SUPPLIED MATERIAL ->
_ _ _ _ _
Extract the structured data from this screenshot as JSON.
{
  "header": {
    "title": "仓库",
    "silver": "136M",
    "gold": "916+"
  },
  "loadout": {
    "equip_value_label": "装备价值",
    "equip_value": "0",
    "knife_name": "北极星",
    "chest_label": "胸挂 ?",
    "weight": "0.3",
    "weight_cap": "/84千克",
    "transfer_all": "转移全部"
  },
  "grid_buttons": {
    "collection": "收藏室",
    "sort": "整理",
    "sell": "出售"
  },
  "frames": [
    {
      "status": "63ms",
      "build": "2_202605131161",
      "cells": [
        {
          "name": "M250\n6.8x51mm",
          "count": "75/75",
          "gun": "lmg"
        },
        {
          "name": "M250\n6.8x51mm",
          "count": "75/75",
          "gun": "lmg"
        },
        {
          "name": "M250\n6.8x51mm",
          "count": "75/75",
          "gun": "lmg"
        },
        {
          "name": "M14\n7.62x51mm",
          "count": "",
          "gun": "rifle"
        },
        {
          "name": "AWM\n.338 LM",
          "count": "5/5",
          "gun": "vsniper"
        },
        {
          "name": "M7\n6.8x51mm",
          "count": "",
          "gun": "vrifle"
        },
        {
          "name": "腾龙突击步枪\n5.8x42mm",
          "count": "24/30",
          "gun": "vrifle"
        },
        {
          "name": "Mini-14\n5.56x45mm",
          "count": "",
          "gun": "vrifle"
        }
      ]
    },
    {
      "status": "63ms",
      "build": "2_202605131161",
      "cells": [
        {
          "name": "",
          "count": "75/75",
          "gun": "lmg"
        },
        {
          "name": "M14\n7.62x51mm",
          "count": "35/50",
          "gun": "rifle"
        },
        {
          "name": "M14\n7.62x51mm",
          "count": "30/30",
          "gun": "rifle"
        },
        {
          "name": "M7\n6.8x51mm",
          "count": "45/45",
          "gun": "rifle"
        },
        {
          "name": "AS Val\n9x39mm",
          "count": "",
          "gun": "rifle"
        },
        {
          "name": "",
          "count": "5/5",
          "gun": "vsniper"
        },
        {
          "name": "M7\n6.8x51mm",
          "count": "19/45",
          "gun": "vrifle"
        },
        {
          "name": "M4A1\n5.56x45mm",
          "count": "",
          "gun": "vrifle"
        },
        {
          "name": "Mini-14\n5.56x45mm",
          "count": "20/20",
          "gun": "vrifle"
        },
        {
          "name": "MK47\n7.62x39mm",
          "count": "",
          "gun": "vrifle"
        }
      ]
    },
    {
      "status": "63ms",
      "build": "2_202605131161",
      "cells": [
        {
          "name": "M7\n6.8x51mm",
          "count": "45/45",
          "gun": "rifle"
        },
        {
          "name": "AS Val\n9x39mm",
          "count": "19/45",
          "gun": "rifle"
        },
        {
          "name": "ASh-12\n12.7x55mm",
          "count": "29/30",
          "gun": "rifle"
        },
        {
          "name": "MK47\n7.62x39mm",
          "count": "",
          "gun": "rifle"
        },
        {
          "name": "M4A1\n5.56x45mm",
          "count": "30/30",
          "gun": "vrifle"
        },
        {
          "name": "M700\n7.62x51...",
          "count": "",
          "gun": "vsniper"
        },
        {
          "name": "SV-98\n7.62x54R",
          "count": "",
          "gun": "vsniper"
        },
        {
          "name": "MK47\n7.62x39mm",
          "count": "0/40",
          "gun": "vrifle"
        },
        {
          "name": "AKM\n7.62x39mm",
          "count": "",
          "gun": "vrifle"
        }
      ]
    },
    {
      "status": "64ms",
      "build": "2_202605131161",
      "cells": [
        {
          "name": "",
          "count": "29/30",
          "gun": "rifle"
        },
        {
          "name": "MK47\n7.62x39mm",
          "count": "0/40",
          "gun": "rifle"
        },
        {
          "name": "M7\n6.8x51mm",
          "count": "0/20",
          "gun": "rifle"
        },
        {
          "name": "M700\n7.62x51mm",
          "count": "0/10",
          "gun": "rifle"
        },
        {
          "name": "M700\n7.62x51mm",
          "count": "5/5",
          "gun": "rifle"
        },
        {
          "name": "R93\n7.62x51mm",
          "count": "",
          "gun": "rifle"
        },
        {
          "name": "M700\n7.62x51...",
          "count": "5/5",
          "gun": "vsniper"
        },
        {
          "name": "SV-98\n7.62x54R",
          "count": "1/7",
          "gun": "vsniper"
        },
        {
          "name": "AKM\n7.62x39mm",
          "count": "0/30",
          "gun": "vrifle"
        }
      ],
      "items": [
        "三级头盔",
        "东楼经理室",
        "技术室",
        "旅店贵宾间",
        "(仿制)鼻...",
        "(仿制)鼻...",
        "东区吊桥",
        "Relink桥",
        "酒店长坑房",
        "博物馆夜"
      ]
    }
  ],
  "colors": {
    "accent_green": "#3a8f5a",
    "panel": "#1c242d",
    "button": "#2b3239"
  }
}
_ _ _ _ _
EXERCISE BRIEF -> Please give back all of the records exactly as written.

RESPONSE TO THIS TASK ->
Extract the structured data from this screenshot as JSON.
{
  "header": {
    "title": "仓库",
    "silver": "136M",
    "gold": "916+"
  },
  "loadout": {
    "equip_value_label": "装备价值",
    "equip_value": "0",
    "knife_name": "北极星",
    "chest_label": "胸挂 ?",
    "weight": "0.3",
    "weight_cap": "/84千克",
    "transfer_all": "转移全部"
  },
  "grid_buttons": {
    "collection": "收藏室",
    "sort": "整理",
    "sell": "出售"
  },
  "frames": [
    {
      "status": "63ms",
      "build": "2_202605131161",
      "cells": [
        {
          "name": "M250\n6.8x51mm",
          "count": "75/75",
          "gun": "lmg"
        },
        {
          "name": "M250\n6.8x51mm",
          "count": "75/75",
          "gun": "lmg"
        },
        {
          "name": "M250\n6.8x51mm",
          "count": "75/75",
          "gun": "lmg"
        },
        {
          "name": "M14\n7.62x51mm",
          "count": "",
          "gun": "rifle"
        },
        {
          "name": "AWM\n.338 LM",
          "count": "5/5",
          "gun": "vsniper"
        },
        {
          "name": "M7\n6.8x51mm",
          "count": "",
          "gun": "vrifle"
        },
        {
          "name": "腾龙突击步枪\n5.8x42mm",
          "count": "24/30",
          "gun": "vrifle"
        },
        {
          "name": "Mini-14\n5.56x45mm",
          "count": "",
          "gun": "vrifle"
        }
      ]
    },
    {
      "status": "63ms",
      "build": "2_202605131161",
      "cells": [
        {
          "name": "",
          "count": "75/75",
          "gun": "lmg"
        },
        {
          "name": "M14\n7.62x51mm",
          "count": "35/50",
          "gun": "rifle"
        },
        {
          "name": "M14\n7.62x51mm",
          "count": "30/30",
          "gun": "rifle"
        },
        {
          "name": "M7\n6.8x51mm",
          "count": "45/45",
          "gun": "rifle"
        },
        {
          "name": "AS Val\n9x39mm",
          "count": "",
          "gun": "rifle"
        },
        {
          "name": "",
          "count": "5/5",
          "gun": "vsniper"
        },
        {
          "name": "M7\n6.8x51mm",
          "count": "19/45",
          "gun": "vrifle"
        },
        {
          "name": "M4A1\n5.56x45mm",
          "count": "",
          "gun": "vrifle"
        },
        {
          "name": "Mini-14\n5.56x45mm",
          "count": "20/20",
          "gun": "vrifle"
        },
        {
          "name": "MK47\n7.62x39mm",
          "count": "",
          "gun": "vrifle"
        }
      ]
    },
    {
      "status": "63ms",
      "build": "2_202605131161",
      "cells": [
        {
          "name": "M7\n6.8x51mm",
          "count": "45/45",
          "gun": "rifle"
        },
        {
          "name": "AS Val\n9x39mm",
          "count": "19/45",
          "gun": "rifle"
        },
        {
          "name": "ASh-12\n12.7x55mm",
          "count": "29/30",
          "gun": "rifle"
        },
        {
          "name": "MK47\n7.62x39mm",
          "count": "",
          "gun": "rifle"
        },
        {
          "name": "M4A1\n5.56x45mm",
          "count": "30/30",
          "gun": "vrifle"
        },
        {
          "name": "M700\n7.62x51...",
          "count": "",
          "gun": "vsniper"
        },
        {
          "name": "SV-98\n7.62x54R",
          "count": "",
          "gun": "vsniper"
        },
        {
          "name": "MK47\n7.62x39mm",
          "count": "0/40",
          "gun": "vrifle"
        },
        {
          "name": "AKM\n7.62x39mm",
          "count": "",
          "gun": "vrifle"
        }
      ]
    },
    {
      "status": "64ms",
      "build": "2_202605131161",
      "cells": [
        {
          "name": "",
          "count": "29/30",
          "gun": "rifle"
        },
        {
          "name": "MK47\n7.62x39mm",
          "count": "0/40",
          "gun": "rifle"
        },
        {
          "name": "M7\n6.8x51mm",
          "count": "0/20",
          "gun": "rifle"
        },
        {
          "name": "M700\n7.62x51mm",
          "count": "0/10",
          "gun": "rifle"
        },
        {
          "name": "M700\n7.62x51mm",
          "count": "5/5",
          "gun": "rifle"
        },
        {
          "name": "R93\n7.62x51mm",
          "count": "",
          "gun": "rifle"
        },
        {
          "name": "M700\n7.62x51...",
          "count": "5/5",
          "gun": "vsniper"
        },
        {
          "name": "SV-98\n7.62x54R",
          "count": "1/7",
          "gun": "vsniper"
        },
        {
          "name": "AKM\n7.62x39mm",
          "count": "0/30",
          "gun": "vrifle"
        }
      ],
      "items": [
        "三级头盔",
        "东楼经理室",
        "技术室",
        "旅店贵宾间",
        "(仿制)鼻...",
        "(仿制)鼻...",
        "东区吊桥",
        "Relink桥",
        "酒店长坑房",
        "博物馆夜"
      ]
    }
  ],
  "colors": {
    "accent_green": "#3a8f5a",
    "panel": "#1c242d",
    "button": "#2b3239"
  }
}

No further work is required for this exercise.